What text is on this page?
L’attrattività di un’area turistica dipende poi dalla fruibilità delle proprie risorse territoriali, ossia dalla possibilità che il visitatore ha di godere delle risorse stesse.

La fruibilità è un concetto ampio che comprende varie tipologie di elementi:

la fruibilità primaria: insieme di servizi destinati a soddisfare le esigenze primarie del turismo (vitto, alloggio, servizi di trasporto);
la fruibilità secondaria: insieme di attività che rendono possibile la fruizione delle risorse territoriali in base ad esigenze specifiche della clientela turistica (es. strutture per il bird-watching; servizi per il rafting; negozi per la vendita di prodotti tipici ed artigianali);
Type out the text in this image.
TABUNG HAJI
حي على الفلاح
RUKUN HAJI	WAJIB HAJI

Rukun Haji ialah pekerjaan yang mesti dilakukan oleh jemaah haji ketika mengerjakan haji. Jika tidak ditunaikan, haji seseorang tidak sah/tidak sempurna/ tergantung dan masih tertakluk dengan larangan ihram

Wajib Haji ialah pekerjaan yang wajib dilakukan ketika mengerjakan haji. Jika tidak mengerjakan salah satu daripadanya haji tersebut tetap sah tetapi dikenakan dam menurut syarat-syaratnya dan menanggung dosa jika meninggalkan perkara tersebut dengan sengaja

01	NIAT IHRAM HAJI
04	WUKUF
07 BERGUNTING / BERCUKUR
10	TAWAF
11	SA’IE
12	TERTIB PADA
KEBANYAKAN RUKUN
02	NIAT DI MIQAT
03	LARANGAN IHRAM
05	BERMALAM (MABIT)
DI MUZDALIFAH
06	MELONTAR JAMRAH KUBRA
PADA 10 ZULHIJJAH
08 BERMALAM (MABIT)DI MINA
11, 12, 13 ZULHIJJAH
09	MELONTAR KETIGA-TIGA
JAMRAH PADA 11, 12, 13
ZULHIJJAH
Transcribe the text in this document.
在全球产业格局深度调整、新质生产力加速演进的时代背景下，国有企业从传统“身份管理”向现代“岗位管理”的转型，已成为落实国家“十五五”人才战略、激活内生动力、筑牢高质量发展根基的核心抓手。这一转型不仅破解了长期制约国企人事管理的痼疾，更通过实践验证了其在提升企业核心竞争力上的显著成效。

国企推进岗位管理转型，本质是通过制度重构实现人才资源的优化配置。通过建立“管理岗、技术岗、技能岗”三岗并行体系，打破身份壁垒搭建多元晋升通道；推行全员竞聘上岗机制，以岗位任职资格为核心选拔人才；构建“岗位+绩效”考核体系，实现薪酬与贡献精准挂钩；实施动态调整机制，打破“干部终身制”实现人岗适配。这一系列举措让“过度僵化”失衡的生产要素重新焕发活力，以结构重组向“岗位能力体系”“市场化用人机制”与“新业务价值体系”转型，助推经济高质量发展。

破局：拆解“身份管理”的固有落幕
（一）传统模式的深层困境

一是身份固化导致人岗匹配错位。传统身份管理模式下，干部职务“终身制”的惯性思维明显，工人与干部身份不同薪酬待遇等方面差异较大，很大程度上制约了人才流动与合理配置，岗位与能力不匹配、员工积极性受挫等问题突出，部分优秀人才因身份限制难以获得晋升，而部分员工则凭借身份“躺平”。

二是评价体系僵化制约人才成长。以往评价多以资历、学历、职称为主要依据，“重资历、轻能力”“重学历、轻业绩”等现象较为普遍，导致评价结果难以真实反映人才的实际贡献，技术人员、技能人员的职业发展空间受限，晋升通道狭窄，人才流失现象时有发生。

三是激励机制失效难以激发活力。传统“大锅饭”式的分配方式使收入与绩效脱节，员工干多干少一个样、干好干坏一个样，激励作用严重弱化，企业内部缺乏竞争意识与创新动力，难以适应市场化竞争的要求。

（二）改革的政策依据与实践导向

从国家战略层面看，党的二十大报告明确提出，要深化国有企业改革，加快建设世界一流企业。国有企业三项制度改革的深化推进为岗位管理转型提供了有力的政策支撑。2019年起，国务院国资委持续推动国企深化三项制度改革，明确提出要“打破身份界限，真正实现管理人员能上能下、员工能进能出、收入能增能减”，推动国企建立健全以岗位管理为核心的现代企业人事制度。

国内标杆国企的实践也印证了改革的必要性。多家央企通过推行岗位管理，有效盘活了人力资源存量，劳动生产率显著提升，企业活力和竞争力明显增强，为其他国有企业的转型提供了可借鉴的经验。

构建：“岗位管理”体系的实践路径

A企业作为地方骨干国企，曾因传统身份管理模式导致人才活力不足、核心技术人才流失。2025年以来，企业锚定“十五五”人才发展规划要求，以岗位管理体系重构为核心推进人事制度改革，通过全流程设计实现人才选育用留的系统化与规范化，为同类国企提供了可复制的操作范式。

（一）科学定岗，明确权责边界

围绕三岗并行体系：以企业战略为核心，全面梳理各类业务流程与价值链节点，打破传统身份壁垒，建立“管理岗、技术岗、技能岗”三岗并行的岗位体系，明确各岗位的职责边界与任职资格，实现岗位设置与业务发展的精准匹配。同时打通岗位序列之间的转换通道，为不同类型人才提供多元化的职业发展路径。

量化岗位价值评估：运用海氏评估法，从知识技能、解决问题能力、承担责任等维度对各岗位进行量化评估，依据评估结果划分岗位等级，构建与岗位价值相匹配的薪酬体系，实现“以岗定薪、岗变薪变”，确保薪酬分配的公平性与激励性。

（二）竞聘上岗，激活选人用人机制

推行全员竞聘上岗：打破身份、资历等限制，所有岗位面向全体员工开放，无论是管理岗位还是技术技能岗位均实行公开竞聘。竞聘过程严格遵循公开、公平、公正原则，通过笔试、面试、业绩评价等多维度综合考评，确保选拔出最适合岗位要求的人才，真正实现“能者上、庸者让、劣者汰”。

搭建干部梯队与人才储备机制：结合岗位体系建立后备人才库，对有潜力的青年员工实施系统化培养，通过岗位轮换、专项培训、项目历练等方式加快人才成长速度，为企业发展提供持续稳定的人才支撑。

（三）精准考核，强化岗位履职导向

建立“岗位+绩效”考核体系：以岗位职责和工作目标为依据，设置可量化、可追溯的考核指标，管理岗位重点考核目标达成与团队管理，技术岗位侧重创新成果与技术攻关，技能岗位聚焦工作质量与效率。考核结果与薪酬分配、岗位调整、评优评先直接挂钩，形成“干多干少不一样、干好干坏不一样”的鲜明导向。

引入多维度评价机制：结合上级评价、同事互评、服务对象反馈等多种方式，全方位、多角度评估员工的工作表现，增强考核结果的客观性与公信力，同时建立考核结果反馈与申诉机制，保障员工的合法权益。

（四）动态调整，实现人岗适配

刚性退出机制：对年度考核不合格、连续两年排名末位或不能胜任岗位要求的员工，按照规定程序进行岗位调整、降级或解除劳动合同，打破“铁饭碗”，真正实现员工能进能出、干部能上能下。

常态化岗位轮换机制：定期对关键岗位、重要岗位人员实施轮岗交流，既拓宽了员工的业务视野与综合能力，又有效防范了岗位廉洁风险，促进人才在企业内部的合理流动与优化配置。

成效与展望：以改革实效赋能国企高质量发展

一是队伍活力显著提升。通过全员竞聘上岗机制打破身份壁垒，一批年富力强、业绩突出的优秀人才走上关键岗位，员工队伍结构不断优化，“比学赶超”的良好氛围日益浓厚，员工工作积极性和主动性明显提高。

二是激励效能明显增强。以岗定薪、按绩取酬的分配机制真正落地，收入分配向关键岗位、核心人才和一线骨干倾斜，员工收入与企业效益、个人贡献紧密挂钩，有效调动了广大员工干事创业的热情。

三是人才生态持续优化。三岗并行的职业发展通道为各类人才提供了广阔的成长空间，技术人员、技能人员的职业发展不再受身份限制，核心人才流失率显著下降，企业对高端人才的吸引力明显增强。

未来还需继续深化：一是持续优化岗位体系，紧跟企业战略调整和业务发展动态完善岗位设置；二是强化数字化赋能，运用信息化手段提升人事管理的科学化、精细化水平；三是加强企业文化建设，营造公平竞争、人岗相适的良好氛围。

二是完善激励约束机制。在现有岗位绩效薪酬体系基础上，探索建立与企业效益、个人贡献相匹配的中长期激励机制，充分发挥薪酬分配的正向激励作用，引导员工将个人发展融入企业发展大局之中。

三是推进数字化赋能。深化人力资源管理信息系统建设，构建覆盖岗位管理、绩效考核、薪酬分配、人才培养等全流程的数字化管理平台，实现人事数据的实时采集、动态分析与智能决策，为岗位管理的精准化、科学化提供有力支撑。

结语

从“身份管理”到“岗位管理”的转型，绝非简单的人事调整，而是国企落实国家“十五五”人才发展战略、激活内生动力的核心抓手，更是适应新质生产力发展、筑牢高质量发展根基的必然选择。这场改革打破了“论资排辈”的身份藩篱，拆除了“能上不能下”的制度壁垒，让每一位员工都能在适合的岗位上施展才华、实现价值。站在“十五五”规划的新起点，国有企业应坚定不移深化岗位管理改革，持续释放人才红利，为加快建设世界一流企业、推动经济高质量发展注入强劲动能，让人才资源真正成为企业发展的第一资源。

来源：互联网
★ ★ ★ ★ ★
> _WHAT YOU SHOULD DO_:
Determine how many lines above contain "delle" as a word or string. Give the number alone.

> _FULL ANSWER_:
2